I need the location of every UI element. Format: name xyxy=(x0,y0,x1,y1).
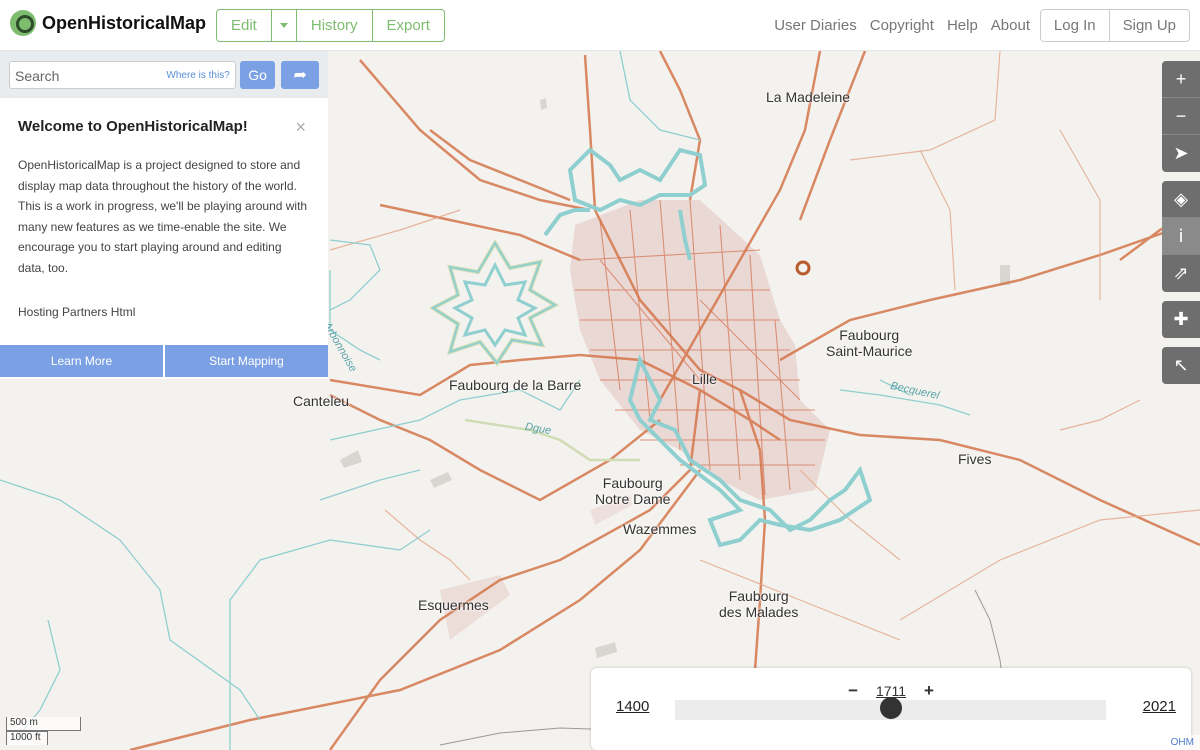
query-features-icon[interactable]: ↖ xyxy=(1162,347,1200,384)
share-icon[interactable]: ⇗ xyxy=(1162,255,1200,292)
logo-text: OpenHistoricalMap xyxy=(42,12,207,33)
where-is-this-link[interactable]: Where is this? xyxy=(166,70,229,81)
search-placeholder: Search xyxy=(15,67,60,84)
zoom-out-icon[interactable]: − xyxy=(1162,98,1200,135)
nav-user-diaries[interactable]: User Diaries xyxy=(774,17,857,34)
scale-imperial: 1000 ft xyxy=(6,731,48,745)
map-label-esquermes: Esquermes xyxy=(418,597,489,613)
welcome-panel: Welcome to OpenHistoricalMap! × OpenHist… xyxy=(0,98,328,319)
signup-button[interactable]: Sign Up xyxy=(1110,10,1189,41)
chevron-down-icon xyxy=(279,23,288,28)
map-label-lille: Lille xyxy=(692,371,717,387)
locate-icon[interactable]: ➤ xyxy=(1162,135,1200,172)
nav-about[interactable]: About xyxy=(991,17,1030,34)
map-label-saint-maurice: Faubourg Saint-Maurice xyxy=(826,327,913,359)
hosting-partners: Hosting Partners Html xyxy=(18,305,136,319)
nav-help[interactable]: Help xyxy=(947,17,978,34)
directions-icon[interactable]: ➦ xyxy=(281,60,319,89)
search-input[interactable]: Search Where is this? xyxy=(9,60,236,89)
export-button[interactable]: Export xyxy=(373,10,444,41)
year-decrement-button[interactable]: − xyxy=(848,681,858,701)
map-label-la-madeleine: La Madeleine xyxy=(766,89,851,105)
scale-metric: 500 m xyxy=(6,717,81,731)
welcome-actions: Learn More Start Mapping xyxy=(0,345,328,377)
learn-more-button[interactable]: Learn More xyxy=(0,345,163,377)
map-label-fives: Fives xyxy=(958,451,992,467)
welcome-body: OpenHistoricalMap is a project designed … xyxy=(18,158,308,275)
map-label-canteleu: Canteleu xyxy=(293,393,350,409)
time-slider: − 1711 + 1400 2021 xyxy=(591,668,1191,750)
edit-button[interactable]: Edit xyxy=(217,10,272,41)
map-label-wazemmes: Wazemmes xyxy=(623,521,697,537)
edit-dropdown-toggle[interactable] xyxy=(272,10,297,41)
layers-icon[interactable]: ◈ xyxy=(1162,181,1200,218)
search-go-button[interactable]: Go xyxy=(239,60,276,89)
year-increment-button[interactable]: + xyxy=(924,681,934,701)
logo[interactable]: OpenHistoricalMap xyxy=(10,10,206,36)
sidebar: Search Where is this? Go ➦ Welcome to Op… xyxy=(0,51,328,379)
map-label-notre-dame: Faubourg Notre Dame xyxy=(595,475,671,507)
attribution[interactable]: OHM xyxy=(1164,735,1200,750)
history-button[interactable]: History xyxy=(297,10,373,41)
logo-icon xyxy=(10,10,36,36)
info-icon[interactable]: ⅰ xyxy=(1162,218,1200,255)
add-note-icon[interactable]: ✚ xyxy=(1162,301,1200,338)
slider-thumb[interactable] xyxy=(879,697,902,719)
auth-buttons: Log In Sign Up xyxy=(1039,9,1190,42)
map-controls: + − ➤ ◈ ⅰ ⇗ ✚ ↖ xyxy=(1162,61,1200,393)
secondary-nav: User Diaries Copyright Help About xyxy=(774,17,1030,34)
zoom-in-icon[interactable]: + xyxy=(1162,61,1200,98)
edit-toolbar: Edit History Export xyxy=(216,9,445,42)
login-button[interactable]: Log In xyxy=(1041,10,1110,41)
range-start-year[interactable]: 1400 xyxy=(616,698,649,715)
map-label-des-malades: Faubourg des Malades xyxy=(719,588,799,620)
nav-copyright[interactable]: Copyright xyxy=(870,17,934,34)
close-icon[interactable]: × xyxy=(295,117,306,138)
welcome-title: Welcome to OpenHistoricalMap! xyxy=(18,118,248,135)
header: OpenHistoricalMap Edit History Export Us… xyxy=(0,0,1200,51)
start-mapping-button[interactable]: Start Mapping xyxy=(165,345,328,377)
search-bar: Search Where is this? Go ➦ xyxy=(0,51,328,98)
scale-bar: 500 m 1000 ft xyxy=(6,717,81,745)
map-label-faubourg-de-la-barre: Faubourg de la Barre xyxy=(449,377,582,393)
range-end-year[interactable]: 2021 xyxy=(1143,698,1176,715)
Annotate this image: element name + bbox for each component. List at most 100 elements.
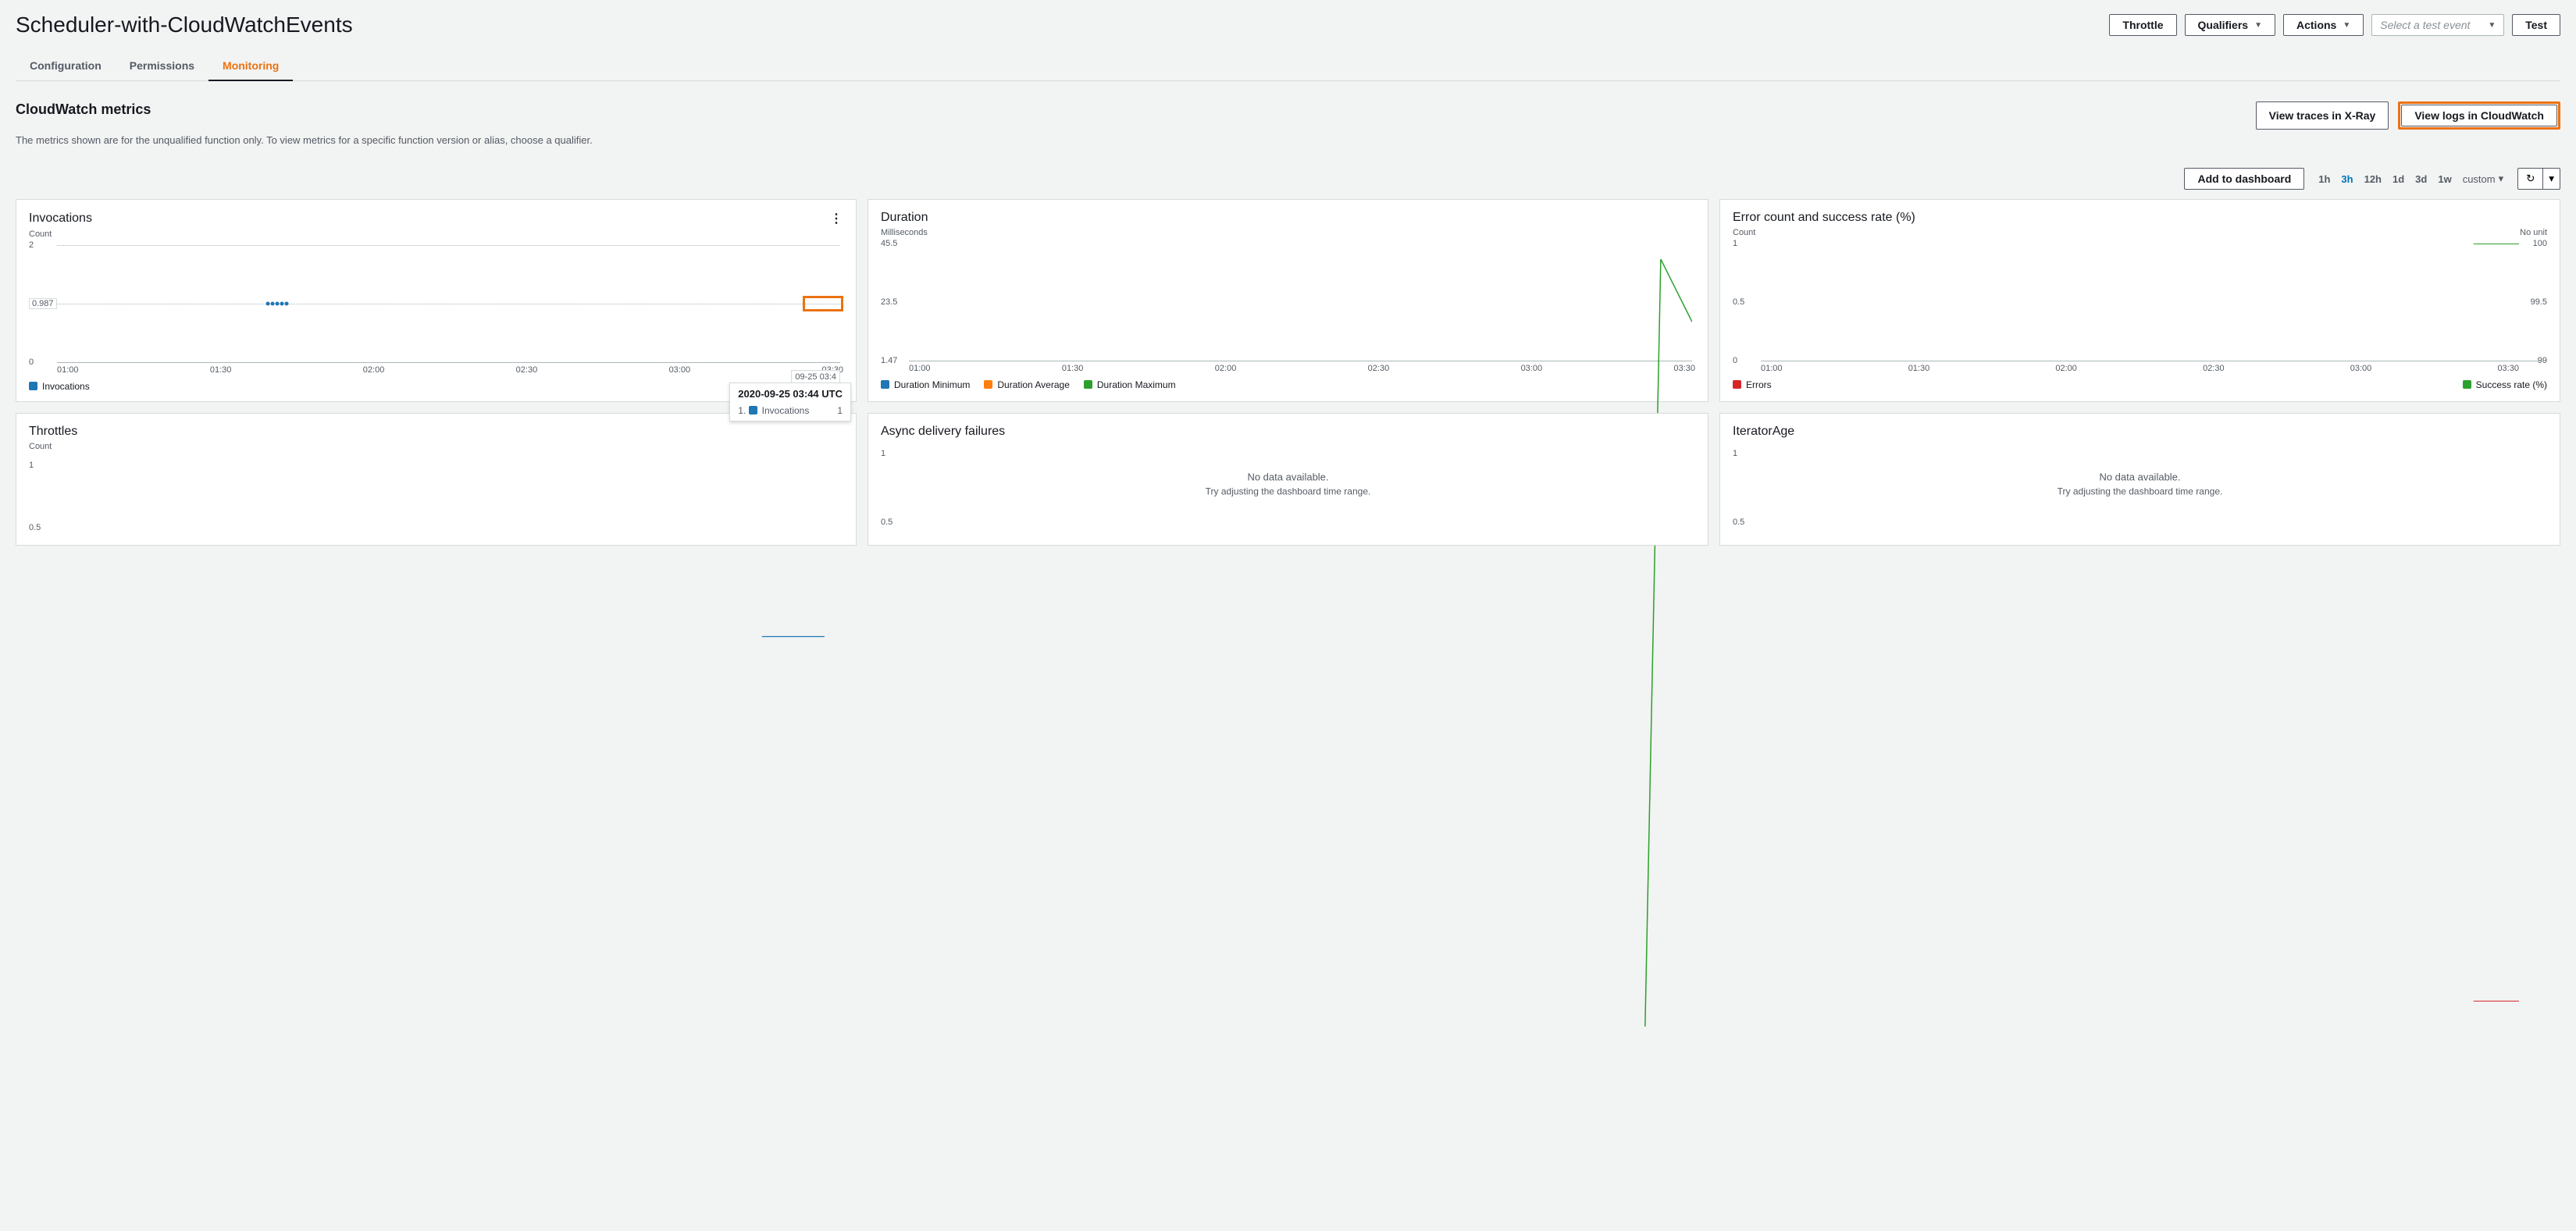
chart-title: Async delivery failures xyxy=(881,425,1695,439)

- Task brief -
Please find every line in the material above that contains the word "Help" and copy each of those lines in full.

- Written solution -
nav-help[interactable]: Help xyxy=(947,17,978,34)
secondary-nav: User Diaries Copyright Help About xyxy=(774,17,1030,34)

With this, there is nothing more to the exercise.